--- Description of the task ---
Copy out each line of the material below that holds the string "Operating".

--- Given data ---
-- begin --

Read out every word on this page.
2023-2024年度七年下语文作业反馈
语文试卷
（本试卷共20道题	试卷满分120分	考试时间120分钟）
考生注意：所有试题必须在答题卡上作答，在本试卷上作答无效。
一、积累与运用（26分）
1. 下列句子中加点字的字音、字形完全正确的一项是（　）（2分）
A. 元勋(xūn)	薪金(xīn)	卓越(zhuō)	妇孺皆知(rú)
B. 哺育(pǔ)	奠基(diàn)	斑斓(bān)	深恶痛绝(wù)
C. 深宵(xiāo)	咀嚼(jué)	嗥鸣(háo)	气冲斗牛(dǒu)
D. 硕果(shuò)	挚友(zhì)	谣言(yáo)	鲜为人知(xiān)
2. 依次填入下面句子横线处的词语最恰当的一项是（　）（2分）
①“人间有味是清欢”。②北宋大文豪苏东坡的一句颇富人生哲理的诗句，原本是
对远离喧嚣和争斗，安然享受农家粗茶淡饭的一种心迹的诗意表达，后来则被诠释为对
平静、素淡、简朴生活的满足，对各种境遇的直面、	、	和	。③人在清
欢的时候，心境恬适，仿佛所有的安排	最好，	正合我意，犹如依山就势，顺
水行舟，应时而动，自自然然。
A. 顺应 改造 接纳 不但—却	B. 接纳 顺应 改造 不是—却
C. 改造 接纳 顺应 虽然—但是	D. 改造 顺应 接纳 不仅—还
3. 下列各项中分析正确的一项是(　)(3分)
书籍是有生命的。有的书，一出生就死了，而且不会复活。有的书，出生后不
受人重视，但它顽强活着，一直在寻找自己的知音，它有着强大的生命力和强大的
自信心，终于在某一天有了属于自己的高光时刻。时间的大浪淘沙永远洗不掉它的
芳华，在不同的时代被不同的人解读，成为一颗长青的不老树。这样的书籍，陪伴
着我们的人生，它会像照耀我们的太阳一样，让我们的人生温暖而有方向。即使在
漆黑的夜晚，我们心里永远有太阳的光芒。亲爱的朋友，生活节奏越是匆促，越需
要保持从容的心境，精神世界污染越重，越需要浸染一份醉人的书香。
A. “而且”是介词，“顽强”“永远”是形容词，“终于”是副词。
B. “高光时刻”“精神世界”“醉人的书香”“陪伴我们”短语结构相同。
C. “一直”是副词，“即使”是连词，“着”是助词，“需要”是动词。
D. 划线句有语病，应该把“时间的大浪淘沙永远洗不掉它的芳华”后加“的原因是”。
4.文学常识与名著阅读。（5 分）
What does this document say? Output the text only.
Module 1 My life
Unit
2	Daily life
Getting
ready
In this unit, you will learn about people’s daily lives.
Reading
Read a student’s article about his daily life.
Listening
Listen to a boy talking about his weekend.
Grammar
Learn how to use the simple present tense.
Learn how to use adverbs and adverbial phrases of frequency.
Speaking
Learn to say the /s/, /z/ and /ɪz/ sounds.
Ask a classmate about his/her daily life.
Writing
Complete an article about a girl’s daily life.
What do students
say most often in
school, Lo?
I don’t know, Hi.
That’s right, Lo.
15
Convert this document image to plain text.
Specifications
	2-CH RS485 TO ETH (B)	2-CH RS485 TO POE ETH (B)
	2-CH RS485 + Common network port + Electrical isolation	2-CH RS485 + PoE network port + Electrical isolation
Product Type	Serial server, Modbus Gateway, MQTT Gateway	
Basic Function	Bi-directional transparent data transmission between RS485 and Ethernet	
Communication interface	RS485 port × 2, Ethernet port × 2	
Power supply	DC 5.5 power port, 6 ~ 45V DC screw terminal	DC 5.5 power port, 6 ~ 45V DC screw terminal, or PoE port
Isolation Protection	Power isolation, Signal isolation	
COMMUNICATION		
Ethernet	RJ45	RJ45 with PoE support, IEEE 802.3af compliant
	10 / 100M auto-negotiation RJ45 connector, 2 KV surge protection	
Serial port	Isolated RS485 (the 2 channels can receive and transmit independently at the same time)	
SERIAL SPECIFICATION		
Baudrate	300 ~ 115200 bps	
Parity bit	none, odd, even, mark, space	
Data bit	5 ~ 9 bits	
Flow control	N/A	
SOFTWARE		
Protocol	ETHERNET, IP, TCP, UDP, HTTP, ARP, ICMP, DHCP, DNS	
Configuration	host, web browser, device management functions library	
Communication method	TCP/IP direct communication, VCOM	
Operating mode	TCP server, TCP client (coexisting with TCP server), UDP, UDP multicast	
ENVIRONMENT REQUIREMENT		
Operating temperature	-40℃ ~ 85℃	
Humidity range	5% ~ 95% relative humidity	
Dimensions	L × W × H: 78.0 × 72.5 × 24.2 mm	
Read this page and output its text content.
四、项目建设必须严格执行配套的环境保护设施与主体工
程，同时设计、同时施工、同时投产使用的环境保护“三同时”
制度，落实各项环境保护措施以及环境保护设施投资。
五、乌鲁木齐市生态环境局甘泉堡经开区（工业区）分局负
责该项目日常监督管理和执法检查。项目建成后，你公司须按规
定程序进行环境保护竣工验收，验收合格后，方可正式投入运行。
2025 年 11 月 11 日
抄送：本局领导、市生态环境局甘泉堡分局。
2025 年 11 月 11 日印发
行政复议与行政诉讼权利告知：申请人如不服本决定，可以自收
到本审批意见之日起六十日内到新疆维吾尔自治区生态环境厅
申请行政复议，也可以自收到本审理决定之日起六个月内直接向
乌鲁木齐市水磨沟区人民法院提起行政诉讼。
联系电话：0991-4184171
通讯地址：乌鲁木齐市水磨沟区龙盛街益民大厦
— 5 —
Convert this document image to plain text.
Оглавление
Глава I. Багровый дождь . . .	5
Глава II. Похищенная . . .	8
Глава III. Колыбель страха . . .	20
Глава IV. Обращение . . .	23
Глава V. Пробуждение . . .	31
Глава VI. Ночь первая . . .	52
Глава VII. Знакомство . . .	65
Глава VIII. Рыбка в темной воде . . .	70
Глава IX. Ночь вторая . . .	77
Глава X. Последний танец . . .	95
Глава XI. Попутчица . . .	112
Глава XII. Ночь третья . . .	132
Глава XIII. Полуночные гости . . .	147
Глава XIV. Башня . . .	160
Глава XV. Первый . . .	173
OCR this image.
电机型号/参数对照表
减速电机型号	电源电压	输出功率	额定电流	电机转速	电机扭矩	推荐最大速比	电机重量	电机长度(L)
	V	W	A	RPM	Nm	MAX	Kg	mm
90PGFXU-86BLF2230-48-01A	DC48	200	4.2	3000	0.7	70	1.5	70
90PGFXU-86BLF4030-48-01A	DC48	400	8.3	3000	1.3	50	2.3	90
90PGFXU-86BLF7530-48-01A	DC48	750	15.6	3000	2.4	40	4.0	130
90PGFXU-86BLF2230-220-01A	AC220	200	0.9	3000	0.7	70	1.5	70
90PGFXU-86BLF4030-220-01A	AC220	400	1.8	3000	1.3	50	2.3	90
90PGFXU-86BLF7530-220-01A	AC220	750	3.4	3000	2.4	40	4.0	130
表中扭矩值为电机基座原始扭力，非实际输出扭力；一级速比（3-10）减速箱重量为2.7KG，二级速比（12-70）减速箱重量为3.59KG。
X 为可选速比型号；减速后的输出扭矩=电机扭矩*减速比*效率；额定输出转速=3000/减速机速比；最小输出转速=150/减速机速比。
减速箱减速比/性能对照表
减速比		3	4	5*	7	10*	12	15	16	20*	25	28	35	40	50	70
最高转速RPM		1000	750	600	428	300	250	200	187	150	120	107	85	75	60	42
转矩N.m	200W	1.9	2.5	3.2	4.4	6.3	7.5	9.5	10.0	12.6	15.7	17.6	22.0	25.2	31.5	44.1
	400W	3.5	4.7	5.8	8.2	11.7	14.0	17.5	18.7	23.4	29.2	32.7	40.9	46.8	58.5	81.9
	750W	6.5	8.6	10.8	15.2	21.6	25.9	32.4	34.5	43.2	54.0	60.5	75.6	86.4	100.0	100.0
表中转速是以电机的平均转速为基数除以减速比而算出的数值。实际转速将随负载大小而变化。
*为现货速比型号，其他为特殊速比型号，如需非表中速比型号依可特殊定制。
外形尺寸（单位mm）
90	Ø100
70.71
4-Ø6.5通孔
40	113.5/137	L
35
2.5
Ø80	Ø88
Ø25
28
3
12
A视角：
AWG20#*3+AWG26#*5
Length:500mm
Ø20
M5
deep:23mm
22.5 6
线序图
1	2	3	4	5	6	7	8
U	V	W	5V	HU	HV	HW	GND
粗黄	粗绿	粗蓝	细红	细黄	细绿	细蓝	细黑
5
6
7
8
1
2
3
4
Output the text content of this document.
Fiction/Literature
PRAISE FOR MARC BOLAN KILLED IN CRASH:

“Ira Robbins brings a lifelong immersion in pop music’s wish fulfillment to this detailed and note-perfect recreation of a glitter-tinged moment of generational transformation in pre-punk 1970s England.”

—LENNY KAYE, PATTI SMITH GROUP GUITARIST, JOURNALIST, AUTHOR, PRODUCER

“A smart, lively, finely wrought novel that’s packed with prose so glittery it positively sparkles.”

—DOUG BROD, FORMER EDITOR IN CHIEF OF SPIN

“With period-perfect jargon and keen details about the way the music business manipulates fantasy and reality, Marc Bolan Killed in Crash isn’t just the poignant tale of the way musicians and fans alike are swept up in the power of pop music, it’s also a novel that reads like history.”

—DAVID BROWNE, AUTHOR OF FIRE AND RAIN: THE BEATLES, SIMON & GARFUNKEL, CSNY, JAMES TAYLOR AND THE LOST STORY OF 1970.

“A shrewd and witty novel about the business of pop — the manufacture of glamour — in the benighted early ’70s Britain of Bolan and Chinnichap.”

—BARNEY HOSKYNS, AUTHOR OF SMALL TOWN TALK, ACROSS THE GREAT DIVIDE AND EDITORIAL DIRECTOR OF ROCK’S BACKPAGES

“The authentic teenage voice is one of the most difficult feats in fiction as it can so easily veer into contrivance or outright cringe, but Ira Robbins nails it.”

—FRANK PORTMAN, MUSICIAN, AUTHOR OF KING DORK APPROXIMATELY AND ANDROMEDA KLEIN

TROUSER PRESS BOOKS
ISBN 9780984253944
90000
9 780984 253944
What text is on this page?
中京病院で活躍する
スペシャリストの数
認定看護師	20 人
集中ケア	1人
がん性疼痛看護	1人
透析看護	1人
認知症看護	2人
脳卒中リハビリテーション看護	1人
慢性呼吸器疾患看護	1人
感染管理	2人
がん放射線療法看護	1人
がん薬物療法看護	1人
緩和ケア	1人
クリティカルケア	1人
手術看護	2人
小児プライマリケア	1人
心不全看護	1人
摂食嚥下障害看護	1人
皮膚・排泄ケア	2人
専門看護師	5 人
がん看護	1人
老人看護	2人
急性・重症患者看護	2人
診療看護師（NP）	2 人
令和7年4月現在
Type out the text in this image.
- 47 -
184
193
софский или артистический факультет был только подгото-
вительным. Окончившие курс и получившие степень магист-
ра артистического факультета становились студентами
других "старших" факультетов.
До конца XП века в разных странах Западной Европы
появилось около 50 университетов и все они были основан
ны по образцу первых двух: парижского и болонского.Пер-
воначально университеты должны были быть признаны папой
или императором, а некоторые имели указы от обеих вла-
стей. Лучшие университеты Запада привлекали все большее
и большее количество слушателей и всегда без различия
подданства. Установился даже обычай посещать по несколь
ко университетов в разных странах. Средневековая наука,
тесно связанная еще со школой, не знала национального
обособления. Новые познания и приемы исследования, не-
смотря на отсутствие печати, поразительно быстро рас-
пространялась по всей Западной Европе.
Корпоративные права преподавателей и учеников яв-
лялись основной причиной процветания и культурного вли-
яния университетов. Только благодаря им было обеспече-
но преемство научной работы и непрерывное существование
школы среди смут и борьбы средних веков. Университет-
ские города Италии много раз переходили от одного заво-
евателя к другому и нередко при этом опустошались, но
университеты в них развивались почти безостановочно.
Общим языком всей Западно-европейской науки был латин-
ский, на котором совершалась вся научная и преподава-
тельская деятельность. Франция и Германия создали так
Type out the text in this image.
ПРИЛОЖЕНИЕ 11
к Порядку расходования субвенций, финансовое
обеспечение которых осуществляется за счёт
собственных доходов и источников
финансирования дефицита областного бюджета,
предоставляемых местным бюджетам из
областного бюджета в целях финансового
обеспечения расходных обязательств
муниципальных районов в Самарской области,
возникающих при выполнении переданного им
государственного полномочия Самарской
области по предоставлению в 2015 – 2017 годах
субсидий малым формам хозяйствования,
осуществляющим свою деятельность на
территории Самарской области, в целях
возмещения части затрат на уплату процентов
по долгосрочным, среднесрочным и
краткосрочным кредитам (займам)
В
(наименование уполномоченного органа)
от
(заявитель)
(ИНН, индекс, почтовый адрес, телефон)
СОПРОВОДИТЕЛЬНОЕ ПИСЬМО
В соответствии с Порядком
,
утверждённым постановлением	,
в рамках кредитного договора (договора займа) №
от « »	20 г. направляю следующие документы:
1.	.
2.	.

-- end --

--- Solution ---
Operating mode	TCP server, TCP client (coexisting with TCP server), UDP, UDP multicast	
Operating temperature	-40℃ ~ 85℃	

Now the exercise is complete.